The problem: List each line of the records below that contains the string "icon".

>> begin Information supplied

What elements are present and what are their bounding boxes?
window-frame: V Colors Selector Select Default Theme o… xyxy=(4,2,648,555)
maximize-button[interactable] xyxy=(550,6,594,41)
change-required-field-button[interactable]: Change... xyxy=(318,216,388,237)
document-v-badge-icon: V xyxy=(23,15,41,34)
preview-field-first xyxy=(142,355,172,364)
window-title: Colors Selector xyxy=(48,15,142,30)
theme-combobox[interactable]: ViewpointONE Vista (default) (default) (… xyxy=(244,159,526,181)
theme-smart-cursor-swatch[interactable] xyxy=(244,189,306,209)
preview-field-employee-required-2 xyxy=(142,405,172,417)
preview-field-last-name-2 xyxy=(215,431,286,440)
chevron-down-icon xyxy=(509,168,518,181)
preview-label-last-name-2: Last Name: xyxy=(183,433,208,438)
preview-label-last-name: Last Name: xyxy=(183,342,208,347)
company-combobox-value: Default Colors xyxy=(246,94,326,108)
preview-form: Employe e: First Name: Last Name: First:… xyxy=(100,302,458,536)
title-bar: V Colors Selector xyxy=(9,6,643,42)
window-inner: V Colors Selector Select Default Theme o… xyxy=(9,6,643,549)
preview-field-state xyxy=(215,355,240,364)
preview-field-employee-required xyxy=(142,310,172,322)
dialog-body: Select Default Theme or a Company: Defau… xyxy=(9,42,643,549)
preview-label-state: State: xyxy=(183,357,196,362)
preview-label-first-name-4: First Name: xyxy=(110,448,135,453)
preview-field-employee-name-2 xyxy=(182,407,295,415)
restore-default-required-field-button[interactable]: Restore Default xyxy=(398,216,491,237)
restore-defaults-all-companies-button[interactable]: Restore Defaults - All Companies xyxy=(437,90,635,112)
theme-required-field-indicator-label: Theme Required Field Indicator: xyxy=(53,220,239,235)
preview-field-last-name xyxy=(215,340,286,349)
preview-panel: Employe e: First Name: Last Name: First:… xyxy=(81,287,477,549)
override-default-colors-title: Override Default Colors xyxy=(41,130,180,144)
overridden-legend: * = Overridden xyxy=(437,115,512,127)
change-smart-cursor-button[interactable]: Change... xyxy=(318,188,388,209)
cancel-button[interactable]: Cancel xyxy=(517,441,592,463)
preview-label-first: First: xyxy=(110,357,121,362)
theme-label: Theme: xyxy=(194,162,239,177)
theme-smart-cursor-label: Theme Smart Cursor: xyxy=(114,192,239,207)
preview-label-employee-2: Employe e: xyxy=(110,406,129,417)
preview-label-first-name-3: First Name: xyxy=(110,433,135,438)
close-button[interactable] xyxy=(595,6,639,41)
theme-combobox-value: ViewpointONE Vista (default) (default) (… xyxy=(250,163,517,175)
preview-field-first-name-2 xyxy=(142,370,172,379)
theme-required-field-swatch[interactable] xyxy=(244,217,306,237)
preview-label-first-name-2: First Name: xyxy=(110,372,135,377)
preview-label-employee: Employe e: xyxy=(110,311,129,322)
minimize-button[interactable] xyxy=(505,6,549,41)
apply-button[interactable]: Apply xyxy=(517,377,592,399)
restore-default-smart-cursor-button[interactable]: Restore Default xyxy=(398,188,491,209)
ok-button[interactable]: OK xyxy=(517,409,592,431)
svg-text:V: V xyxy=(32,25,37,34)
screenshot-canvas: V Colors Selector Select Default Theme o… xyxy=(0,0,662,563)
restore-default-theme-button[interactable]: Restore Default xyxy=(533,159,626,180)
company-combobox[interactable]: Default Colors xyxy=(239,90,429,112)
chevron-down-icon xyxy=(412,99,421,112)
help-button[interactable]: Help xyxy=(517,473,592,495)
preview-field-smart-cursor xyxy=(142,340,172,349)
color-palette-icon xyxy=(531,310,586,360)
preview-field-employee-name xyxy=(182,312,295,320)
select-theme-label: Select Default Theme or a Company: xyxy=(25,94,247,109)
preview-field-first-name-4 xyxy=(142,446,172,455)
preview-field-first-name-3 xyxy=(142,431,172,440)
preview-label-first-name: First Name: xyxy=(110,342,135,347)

>> end Information supplied

Response:
document-v-badge-icon: V xyxy=(23,15,41,34)
chevron-down-icon xyxy=(509,168,518,181)
chevron-down-icon xyxy=(412,99,421,112)
color-palette-icon xyxy=(531,310,586,360)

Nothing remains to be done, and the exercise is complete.